= Task directions =
Retype each record below word for word. Leave the pictures out.

= Provided data =
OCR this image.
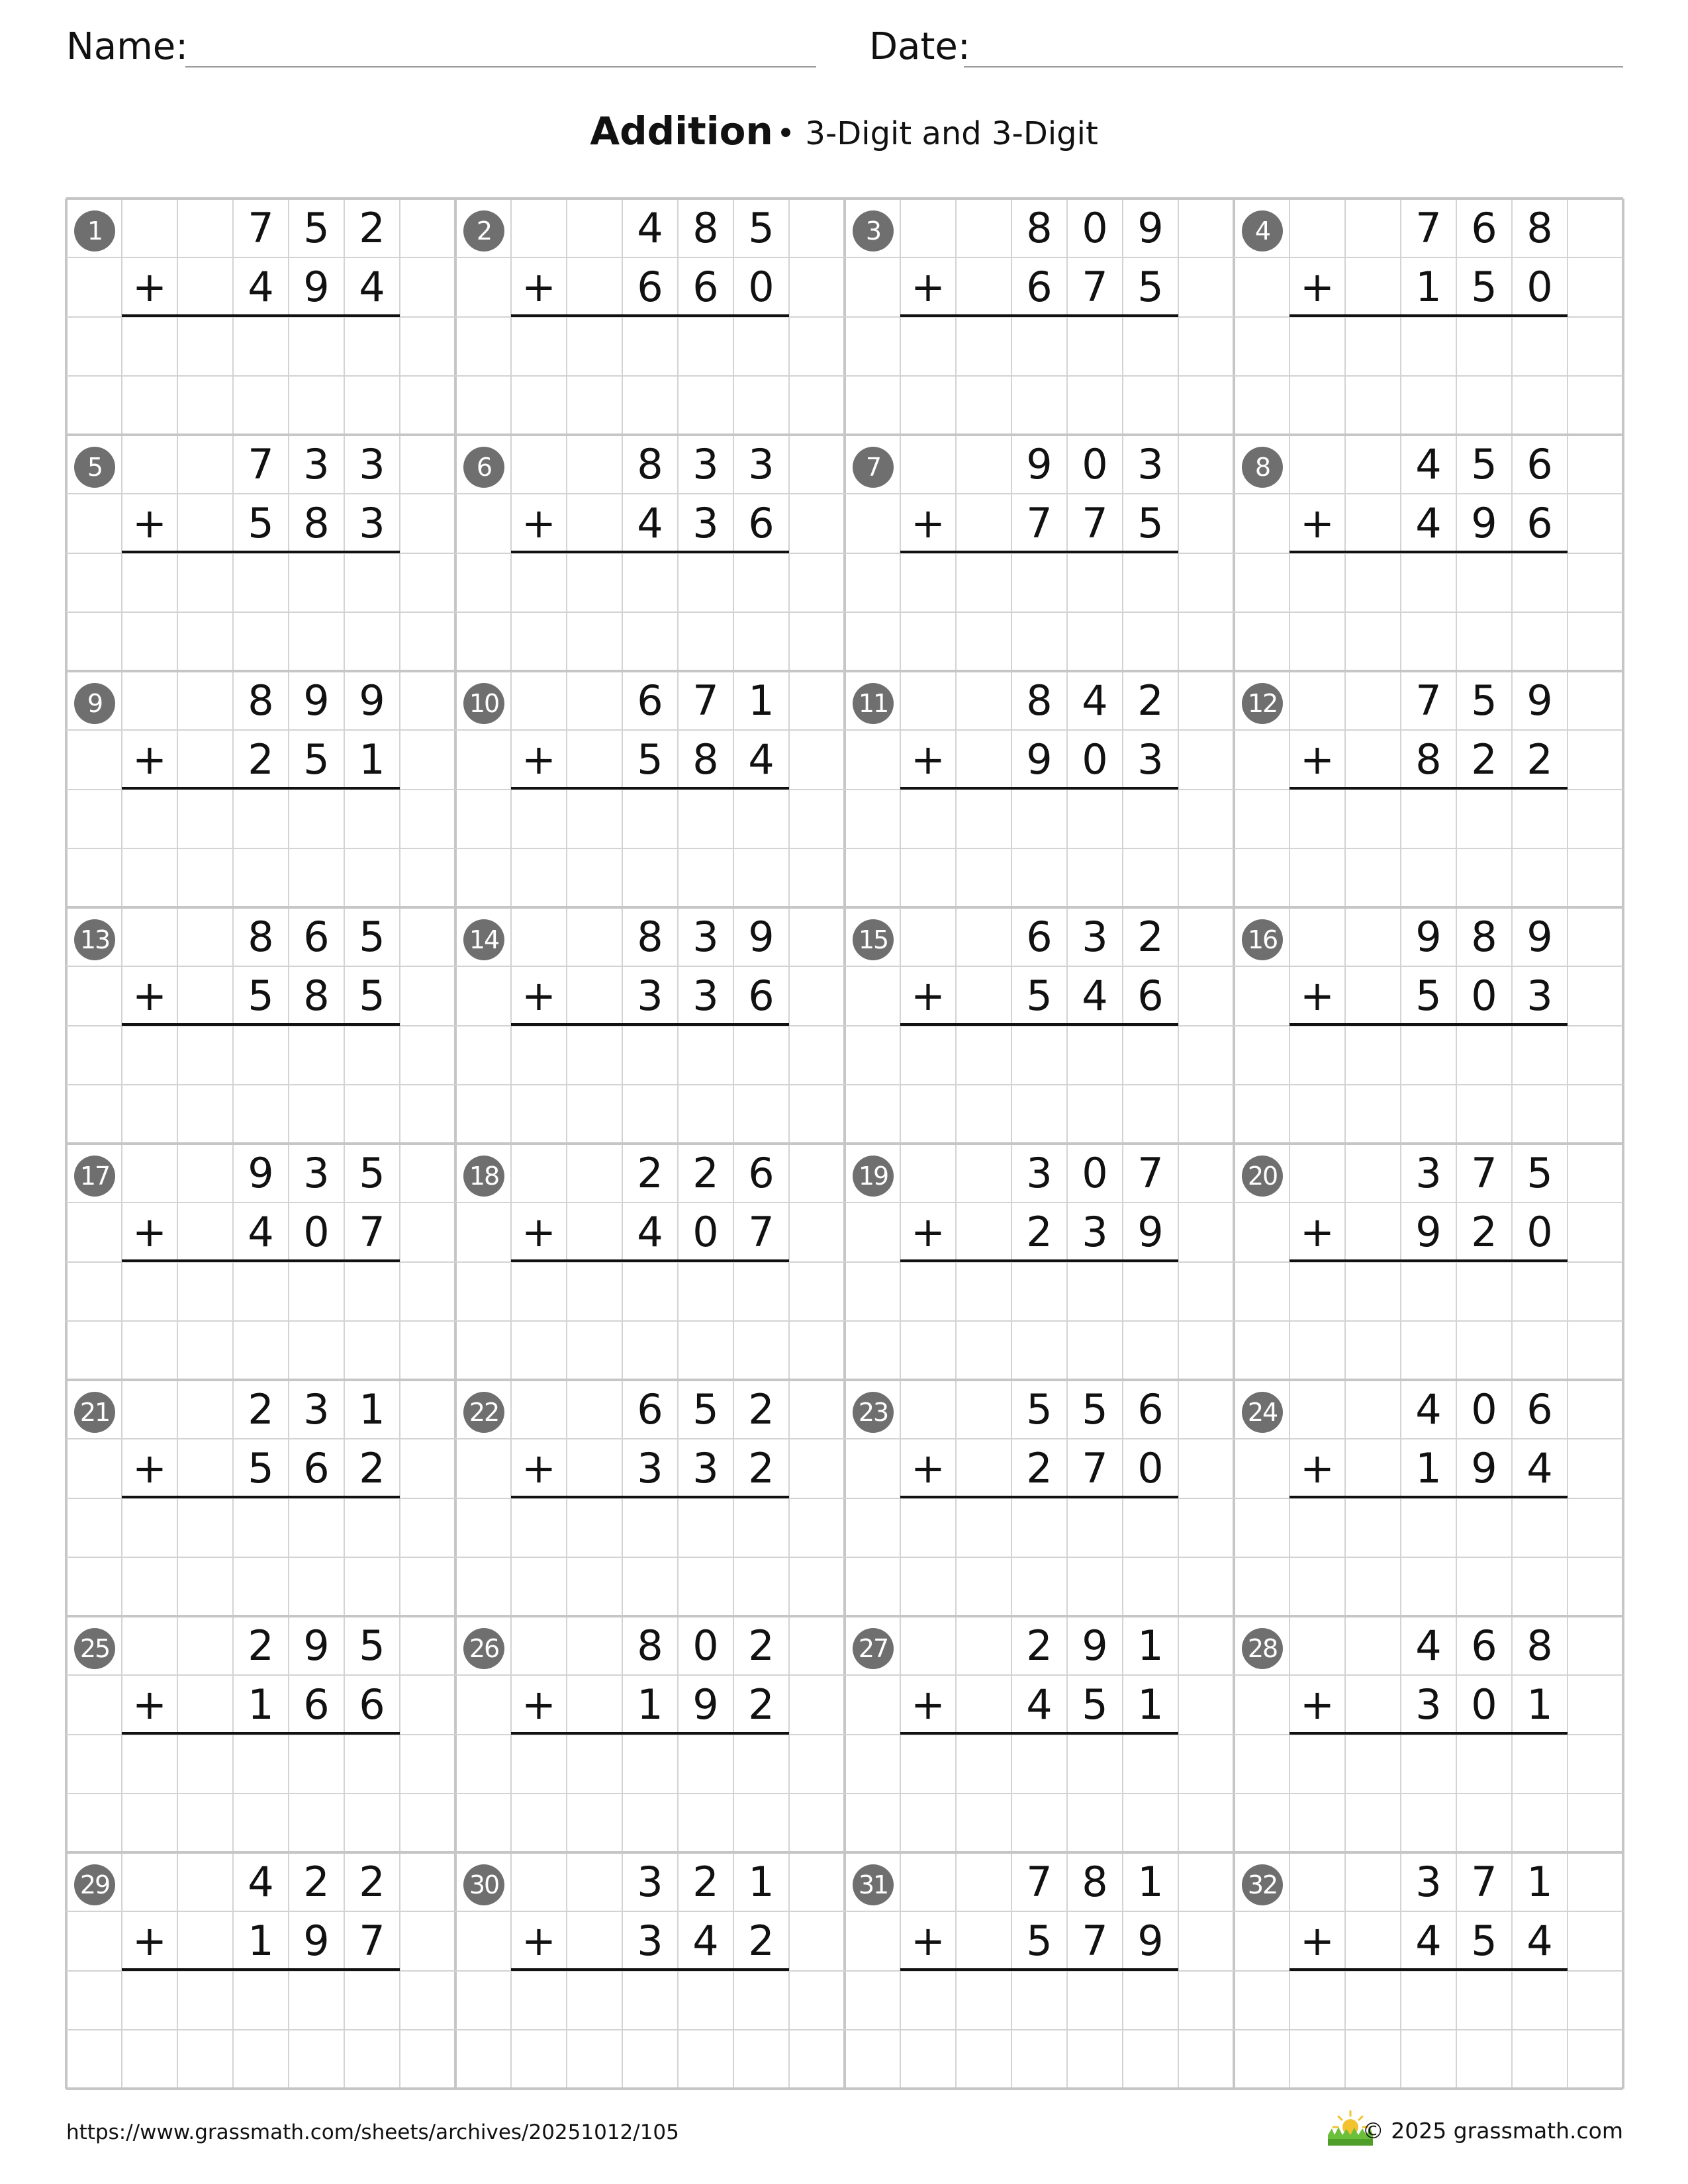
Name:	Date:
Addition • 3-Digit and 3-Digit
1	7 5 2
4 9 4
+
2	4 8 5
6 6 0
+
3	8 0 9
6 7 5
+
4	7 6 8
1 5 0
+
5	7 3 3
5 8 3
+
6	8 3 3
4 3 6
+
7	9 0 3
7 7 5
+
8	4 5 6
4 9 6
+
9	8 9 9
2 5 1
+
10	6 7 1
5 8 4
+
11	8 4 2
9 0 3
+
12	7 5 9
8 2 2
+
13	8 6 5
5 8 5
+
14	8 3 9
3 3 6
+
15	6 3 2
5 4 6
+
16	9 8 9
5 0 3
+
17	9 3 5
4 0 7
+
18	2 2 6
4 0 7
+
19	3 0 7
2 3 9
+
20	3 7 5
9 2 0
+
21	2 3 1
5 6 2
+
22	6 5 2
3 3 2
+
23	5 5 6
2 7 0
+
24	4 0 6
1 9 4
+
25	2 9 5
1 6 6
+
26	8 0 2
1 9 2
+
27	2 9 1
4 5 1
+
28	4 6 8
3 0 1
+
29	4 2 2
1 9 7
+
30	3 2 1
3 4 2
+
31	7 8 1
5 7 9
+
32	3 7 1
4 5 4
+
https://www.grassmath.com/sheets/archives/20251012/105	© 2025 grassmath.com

= Worked answer =
OCR this image.
Name:	Date:
Addition • 3-Digit and 3-Digit
1	7 5 2
4 9 4
+
2	4 8 5
6 6 0
+
3	8 0 9
6 7 5
+
4	7 6 8
1 5 0
+
5	7 3 3
5 8 3
+
6	8 3 3
4 3 6
+
7	9 0 3
7 7 5
+
8	4 5 6
4 9 6
+
9	8 9 9
2 5 1
+
10	6 7 1
5 8 4
+
11	8 4 2
9 0 3
+
12	7 5 9
8 2 2
+
13	8 6 5
5 8 5
+
14	8 3 9
3 3 6
+
15	6 3 2
5 4 6
+
16	9 8 9
5 0 3
+
17	9 3 5
4 0 7
+
18	2 2 6
4 0 7
+
19	3 0 7
2 3 9
+
20	3 7 5
9 2 0
+
21	2 3 1
5 6 2
+
22	6 5 2
3 3 2
+
23	5 5 6
2 7 0
+
24	4 0 6
1 9 4
+
25	2 9 5
1 6 6
+
26	8 0 2
1 9 2
+
27	2 9 1
4 5 1
+
28	4 6 8
3 0 1
+
29	4 2 2
1 9 7
+
30	3 2 1
3 4 2
+
31	7 8 1
5 7 9
+
32	3 7 1
4 5 4
+
https://www.grassmath.com/sheets/archives/20251012/105	© 2025 grassmath.com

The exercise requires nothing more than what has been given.